PROBLEM TO WORK ON: Exact repetition of every entry is required.

RECORD SET:
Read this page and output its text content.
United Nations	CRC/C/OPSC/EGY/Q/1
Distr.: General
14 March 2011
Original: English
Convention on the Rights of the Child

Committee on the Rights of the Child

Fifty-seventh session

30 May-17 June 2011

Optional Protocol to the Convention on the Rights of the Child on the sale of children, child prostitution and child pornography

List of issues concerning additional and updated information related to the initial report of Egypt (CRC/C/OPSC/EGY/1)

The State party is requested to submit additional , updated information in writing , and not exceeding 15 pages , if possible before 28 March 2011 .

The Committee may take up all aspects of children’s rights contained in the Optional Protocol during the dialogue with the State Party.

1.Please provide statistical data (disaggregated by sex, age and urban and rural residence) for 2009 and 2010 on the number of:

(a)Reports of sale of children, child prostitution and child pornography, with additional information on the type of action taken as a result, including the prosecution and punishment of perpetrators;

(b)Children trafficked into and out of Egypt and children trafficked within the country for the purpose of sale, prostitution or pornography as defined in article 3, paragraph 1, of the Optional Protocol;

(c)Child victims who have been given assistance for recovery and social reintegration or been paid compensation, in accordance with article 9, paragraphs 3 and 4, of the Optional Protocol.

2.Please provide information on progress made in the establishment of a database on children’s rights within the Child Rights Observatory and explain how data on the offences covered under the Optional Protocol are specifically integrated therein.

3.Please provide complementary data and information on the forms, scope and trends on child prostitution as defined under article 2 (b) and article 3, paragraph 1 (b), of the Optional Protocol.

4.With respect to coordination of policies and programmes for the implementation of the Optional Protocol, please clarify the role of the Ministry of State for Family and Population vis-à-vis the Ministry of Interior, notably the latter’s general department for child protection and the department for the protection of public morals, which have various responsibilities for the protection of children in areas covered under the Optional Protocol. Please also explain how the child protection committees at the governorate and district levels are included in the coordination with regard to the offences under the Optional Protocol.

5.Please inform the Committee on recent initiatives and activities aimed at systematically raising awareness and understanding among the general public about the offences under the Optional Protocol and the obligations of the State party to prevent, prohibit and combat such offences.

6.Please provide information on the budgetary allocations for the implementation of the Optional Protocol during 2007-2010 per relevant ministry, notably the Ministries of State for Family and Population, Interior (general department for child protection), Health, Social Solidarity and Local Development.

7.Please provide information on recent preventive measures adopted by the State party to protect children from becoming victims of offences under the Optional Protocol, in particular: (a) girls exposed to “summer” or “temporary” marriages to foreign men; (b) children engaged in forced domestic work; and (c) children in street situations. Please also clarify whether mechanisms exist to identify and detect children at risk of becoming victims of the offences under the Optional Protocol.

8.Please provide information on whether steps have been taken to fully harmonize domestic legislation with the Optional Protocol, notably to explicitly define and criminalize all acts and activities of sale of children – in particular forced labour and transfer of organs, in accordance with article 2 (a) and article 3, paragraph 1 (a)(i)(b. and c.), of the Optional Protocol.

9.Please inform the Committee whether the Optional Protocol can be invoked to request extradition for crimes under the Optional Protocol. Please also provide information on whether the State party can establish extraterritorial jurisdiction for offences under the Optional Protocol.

SOLUTION TO THIS TASK:
Read this page and output its text content.
United Nations	CRC/C/OPSC/EGY/Q/1
Distr.: General
14 March 2011
Original: English
Convention on the Rights of the Child

Committee on the Rights of the Child

Fifty-seventh session

30 May-17 June 2011

Optional Protocol to the Convention on the Rights of the Child on the sale of children, child prostitution and child pornography

List of issues concerning additional and updated information related to the initial report of Egypt (CRC/C/OPSC/EGY/1)

The State party is requested to submit additional , updated information in writing , and not exceeding 15 pages , if possible before 28 March 2011 .

The Committee may take up all aspects of children’s rights contained in the Optional Protocol during the dialogue with the State Party.

1.Please provide statistical data (disaggregated by sex, age and urban and rural residence) for 2009 and 2010 on the number of:

(a)Reports of sale of children, child prostitution and child pornography, with additional information on the type of action taken as a result, including the prosecution and punishment of perpetrators;

(b)Children trafficked into and out of Egypt and children trafficked within the country for the purpose of sale, prostitution or pornography as defined in article 3, paragraph 1, of the Optional Protocol;

(c)Child victims who have been given assistance for recovery and social reintegration or been paid compensation, in accordance with article 9, paragraphs 3 and 4, of the Optional Protocol.

2.Please provide information on progress made in the establishment of a database on children’s rights within the Child Rights Observatory and explain how data on the offences covered under the Optional Protocol are specifically integrated therein.

3.Please provide complementary data and information on the forms, scope and trends on child prostitution as defined under article 2 (b) and article 3, paragraph 1 (b), of the Optional Protocol.

4.With respect to coordination of policies and programmes for the implementation of the Optional Protocol, please clarify the role of the Ministry of State for Family and Population vis-à-vis the Ministry of Interior, notably the latter’s general department for child protection and the department for the protection of public morals, which have various responsibilities for the protection of children in areas covered under the Optional Protocol. Please also explain how the child protection committees at the governorate and district levels are included in the coordination with regard to the offences under the Optional Protocol.

5.Please inform the Committee on recent initiatives and activities aimed at systematically raising awareness and understanding among the general public about the offences under the Optional Protocol and the obligations of the State party to prevent, prohibit and combat such offences.

6.Please provide information on the budgetary allocations for the implementation of the Optional Protocol during 2007-2010 per relevant ministry, notably the Ministries of State for Family and Population, Interior (general department for child protection), Health, Social Solidarity and Local Development.

7.Please provide information on recent preventive measures adopted by the State party to protect children from becoming victims of offences under the Optional Protocol, in particular: (a) girls exposed to “summer” or “temporary” marriages to foreign men; (b) children engaged in forced domestic work; and (c) children in street situations. Please also clarify whether mechanisms exist to identify and detect children at risk of becoming victims of the offences under the Optional Protocol.

8.Please provide information on whether steps have been taken to fully harmonize domestic legislation with the Optional Protocol, notably to explicitly define and criminalize all acts and activities of sale of children – in particular forced labour and transfer of organs, in accordance with article 2 (a) and article 3, paragraph 1 (a)(i)(b. and c.), of the Optional Protocol.

9.Please inform the Committee whether the Optional Protocol can be invoked to request extradition for crimes under the Optional Protocol. Please also provide information on whether the State party can establish extraterritorial jurisdiction for offences under the Optional Protocol.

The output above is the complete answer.